_TASK GOAL_. Extract every entry word for word.

Collection entries:
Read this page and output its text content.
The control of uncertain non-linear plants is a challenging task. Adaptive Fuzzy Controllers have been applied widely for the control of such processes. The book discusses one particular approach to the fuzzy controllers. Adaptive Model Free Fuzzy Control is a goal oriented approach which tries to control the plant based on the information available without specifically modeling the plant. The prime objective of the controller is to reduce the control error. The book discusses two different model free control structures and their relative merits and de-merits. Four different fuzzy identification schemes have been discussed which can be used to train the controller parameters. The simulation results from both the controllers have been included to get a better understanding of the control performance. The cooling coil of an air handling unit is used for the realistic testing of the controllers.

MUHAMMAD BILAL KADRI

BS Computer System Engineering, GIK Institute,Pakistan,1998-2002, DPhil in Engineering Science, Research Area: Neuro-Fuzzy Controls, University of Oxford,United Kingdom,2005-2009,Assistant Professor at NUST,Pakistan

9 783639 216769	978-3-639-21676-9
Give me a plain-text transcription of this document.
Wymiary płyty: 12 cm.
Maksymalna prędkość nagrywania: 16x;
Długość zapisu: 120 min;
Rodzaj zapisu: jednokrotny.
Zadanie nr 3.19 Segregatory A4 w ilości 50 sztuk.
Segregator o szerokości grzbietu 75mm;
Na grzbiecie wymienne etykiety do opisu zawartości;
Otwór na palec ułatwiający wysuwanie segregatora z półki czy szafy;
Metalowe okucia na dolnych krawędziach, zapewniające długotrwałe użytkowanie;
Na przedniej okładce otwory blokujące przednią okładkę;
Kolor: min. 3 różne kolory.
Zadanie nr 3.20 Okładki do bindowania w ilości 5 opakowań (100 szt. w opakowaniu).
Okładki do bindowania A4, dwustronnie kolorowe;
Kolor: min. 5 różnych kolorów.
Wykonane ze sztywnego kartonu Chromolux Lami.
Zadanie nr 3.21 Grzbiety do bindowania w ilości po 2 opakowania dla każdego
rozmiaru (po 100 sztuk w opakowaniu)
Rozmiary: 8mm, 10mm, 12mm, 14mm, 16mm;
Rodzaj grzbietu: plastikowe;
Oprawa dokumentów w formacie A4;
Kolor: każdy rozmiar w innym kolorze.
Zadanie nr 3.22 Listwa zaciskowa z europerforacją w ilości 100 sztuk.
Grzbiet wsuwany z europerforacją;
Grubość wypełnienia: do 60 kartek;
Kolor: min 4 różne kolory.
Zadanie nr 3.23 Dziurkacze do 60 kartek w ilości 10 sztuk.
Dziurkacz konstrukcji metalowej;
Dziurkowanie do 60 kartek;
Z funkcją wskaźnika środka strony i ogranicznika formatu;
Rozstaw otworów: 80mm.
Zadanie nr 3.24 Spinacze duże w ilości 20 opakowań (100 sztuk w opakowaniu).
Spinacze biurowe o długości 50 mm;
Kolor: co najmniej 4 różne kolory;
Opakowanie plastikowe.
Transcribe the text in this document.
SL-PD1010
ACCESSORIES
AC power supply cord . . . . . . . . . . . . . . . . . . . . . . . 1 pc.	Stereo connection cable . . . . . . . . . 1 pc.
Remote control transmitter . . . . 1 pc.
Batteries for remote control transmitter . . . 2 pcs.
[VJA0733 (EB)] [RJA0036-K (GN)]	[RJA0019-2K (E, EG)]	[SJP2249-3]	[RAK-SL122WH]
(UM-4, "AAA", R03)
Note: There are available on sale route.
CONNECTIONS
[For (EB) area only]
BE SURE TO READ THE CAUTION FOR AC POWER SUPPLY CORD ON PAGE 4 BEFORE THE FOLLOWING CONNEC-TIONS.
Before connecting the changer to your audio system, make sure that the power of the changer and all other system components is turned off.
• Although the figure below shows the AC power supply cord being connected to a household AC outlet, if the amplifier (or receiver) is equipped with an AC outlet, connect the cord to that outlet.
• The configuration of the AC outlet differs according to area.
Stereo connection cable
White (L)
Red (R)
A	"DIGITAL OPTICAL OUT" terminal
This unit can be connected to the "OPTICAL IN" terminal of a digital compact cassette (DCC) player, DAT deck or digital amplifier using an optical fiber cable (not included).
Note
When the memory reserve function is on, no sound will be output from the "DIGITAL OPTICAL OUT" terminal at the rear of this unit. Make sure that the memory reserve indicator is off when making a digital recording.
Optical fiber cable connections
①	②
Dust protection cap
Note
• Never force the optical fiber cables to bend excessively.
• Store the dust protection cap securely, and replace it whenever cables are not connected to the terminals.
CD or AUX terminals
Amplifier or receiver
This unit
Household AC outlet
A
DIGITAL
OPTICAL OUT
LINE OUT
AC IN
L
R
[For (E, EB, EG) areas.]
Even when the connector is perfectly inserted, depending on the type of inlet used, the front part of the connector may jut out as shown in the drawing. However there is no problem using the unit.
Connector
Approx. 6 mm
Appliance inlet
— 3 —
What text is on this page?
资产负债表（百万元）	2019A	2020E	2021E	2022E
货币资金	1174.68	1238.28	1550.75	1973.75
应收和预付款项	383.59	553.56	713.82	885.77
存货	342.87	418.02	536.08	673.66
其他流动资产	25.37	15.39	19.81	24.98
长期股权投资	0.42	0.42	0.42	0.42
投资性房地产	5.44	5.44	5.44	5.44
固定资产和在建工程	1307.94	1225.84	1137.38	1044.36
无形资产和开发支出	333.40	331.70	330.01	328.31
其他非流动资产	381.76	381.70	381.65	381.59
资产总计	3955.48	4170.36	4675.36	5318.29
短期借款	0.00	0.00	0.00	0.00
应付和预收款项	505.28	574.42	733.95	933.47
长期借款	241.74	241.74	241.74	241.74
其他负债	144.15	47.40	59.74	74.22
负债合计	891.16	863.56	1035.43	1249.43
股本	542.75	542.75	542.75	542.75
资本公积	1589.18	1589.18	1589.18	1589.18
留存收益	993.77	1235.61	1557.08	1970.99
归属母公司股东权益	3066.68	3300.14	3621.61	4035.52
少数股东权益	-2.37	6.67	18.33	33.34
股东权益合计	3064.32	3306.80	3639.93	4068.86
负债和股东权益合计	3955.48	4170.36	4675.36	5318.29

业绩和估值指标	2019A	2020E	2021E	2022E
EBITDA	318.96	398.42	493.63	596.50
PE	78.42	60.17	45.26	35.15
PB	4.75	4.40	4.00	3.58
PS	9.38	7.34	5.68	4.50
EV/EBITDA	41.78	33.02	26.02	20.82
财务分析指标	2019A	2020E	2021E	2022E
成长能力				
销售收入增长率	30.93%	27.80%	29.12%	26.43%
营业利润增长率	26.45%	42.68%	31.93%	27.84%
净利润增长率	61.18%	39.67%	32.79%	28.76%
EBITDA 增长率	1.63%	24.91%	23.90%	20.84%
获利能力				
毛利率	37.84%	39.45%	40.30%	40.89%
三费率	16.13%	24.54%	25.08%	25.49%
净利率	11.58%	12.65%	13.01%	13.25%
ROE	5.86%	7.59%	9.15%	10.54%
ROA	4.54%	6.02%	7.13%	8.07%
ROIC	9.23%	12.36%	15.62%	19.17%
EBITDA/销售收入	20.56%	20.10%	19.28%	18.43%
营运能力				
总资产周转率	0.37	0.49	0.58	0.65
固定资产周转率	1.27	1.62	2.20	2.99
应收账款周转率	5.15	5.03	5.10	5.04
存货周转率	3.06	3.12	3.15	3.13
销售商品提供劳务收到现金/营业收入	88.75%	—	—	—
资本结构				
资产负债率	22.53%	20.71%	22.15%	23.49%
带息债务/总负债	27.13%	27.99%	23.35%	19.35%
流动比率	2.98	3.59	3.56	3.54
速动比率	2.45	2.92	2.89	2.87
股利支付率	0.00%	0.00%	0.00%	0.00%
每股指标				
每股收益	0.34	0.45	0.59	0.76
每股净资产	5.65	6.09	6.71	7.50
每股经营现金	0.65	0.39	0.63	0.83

_ANSWER FOR THIS EXERCISE_.
Read this page and output its text content.
The control of uncertain non-linear plants is a challenging task. Adaptive Fuzzy Controllers have been applied widely for the control of such processes. The book discusses one particular approach to the fuzzy controllers. Adaptive Model Free Fuzzy Control is a goal oriented approach which tries to control the plant based on the information available without specifically modeling the plant. The prime objective of the controller is to reduce the control error. The book discusses two different model free control structures and their relative merits and de-merits. Four different fuzzy identification schemes have been discussed which can be used to train the controller parameters. The simulation results from both the controllers have been included to get a better understanding of the control performance. The cooling coil of an air handling unit is used for the realistic testing of the controllers.

MUHAMMAD BILAL KADRI

BS Computer System Engineering, GIK Institute,Pakistan,1998-2002, DPhil in Engineering Science, Research Area: Neuro-Fuzzy Controls, University of Oxford,United Kingdom,2005-2009,Assistant Professor at NUST,Pakistan

9 783639 216769	978-3-639-21676-9
Give me a plain-text transcription of this document.
Wymiary płyty: 12 cm.
Maksymalna prędkość nagrywania: 16x;
Długość zapisu: 120 min;
Rodzaj zapisu: jednokrotny.
Zadanie nr 3.19 Segregatory A4 w ilości 50 sztuk.
Segregator o szerokości grzbietu 75mm;
Na grzbiecie wymienne etykiety do opisu zawartości;
Otwór na palec ułatwiający wysuwanie segregatora z półki czy szafy;
Metalowe okucia na dolnych krawędziach, zapewniające długotrwałe użytkowanie;
Na przedniej okładce otwory blokujące przednią okładkę;
Kolor: min. 3 różne kolory.
Zadanie nr 3.20 Okładki do bindowania w ilości 5 opakowań (100 szt. w opakowaniu).
Okładki do bindowania A4, dwustronnie kolorowe;
Kolor: min. 5 różnych kolorów.
Wykonane ze sztywnego kartonu Chromolux Lami.
Zadanie nr 3.21 Grzbiety do bindowania w ilości po 2 opakowania dla każdego
rozmiaru (po 100 sztuk w opakowaniu)
Rozmiary: 8mm, 10mm, 12mm, 14mm, 16mm;
Rodzaj grzbietu: plastikowe;
Oprawa dokumentów w formacie A4;
Kolor: każdy rozmiar w innym kolorze.
Zadanie nr 3.22 Listwa zaciskowa z europerforacją w ilości 100 sztuk.
Grzbiet wsuwany z europerforacją;
Grubość wypełnienia: do 60 kartek;
Kolor: min 4 różne kolory.
Zadanie nr 3.23 Dziurkacze do 60 kartek w ilości 10 sztuk.
Dziurkacz konstrukcji metalowej;
Dziurkowanie do 60 kartek;
Z funkcją wskaźnika środka strony i ogranicznika formatu;
Rozstaw otworów: 80mm.
Zadanie nr 3.24 Spinacze duże w ilości 20 opakowań (100 sztuk w opakowaniu).
Spinacze biurowe o długości 50 mm;
Kolor: co najmniej 4 różne kolory;
Opakowanie plastikowe.
Transcribe the text in this document.
SL-PD1010
ACCESSORIES
AC power supply cord . . . . . . . . . . . . . . . . . . . . . . . 1 pc.	Stereo connection cable . . . . . . . . . 1 pc.
Remote control transmitter . . . . 1 pc.
Batteries for remote control transmitter . . . 2 pcs.
[VJA0733 (EB)] [RJA0036-K (GN)]	[RJA0019-2K (E, EG)]	[SJP2249-3]	[RAK-SL122WH]
(UM-4, "AAA", R03)
Note: There are available on sale route.
CONNECTIONS
[For (EB) area only]
BE SURE TO READ THE CAUTION FOR AC POWER SUPPLY CORD ON PAGE 4 BEFORE THE FOLLOWING CONNEC-TIONS.
Before connecting the changer to your audio system, make sure that the power of the changer and all other system components is turned off.
• Although the figure below shows the AC power supply cord being connected to a household AC outlet, if the amplifier (or receiver) is equipped with an AC outlet, connect the cord to that outlet.
• The configuration of the AC outlet differs according to area.
Stereo connection cable
White (L)
Red (R)
A	"DIGITAL OPTICAL OUT" terminal
This unit can be connected to the "OPTICAL IN" terminal of a digital compact cassette (DCC) player, DAT deck or digital amplifier using an optical fiber cable (not included).
Note
When the memory reserve function is on, no sound will be output from the "DIGITAL OPTICAL OUT" terminal at the rear of this unit. Make sure that the memory reserve indicator is off when making a digital recording.
Optical fiber cable connections
①	②
Dust protection cap
Note
• Never force the optical fiber cables to bend excessively.
• Store the dust protection cap securely, and replace it whenever cables are not connected to the terminals.
CD or AUX terminals
Amplifier or receiver
This unit
Household AC outlet
A
DIGITAL
OPTICAL OUT
LINE OUT
AC IN
L
R
[For (E, EB, EG) areas.]
Even when the connector is perfectly inserted, depending on the type of inlet used, the front part of the connector may jut out as shown in the drawing. However there is no problem using the unit.
Connector
Approx. 6 mm
Appliance inlet
— 3 —
What text is on this page?
资产负债表（百万元）	2019A	2020E	2021E	2022E
货币资金	1174.68	1238.28	1550.75	1973.75
应收和预付款项	383.59	553.56	713.82	885.77
存货	342.87	418.02	536.08	673.66
其他流动资产	25.37	15.39	19.81	24.98
长期股权投资	0.42	0.42	0.42	0.42
投资性房地产	5.44	5.44	5.44	5.44
固定资产和在建工程	1307.94	1225.84	1137.38	1044.36
无形资产和开发支出	333.40	331.70	330.01	328.31
其他非流动资产	381.76	381.70	381.65	381.59
资产总计	3955.48	4170.36	4675.36	5318.29
短期借款	0.00	0.00	0.00	0.00
应付和预收款项	505.28	574.42	733.95	933.47
长期借款	241.74	241.74	241.74	241.74
其他负债	144.15	47.40	59.74	74.22
负债合计	891.16	863.56	1035.43	1249.43
股本	542.75	542.75	542.75	542.75
资本公积	1589.18	1589.18	1589.18	1589.18
留存收益	993.77	1235.61	1557.08	1970.99
归属母公司股东权益	3066.68	3300.14	3621.61	4035.52
少数股东权益	-2.37	6.67	18.33	33.34
股东权益合计	3064.32	3306.80	3639.93	4068.86
负债和股东权益合计	3955.48	4170.36	4675.36	5318.29

业绩和估值指标	2019A	2020E	2021E	2022E
EBITDA	318.96	398.42	493.63	596.50
PE	78.42	60.17	45.26	35.15
PB	4.75	4.40	4.00	3.58
PS	9.38	7.34	5.68	4.50
EV/EBITDA	41.78	33.02	26.02	20.82
财务分析指标	2019A	2020E	2021E	2022E
成长能力				
销售收入增长率	30.93%	27.80%	29.12%	26.43%
营业利润增长率	26.45%	42.68%	31.93%	27.84%
净利润增长率	61.18%	39.67%	32.79%	28.76%
EBITDA 增长率	1.63%	24.91%	23.90%	20.84%
获利能力				
毛利率	37.84%	39.45%	40.30%	40.89%
三费率	16.13%	24.54%	25.08%	25.49%
净利率	11.58%	12.65%	13.01%	13.25%
ROE	5.86%	7.59%	9.15%	10.54%
ROA	4.54%	6.02%	7.13%	8.07%
ROIC	9.23%	12.36%	15.62%	19.17%
EBITDA/销售收入	20.56%	20.10%	19.28%	18.43%
营运能力				
总资产周转率	0.37	0.49	0.58	0.65
固定资产周转率	1.27	1.62	2.20	2.99
应收账款周转率	5.15	5.03	5.10	5.04
存货周转率	3.06	3.12	3.15	3.13
销售商品提供劳务收到现金/营业收入	88.75%	—	—	—
资本结构				
资产负债率	22.53%	20.71%	22.15%	23.49%
带息债务/总负债	27.13%	27.99%	23.35%	19.35%
流动比率	2.98	3.59	3.56	3.54
速动比率	2.45	2.92	2.89	2.87
股利支付率	0.00%	0.00%	0.00%	0.00%
每股指标				
每股收益	0.34	0.45	0.59	0.76
每股净资产	5.65	6.09	6.71	7.50
每股经营现金	0.65	0.39	0.63	0.83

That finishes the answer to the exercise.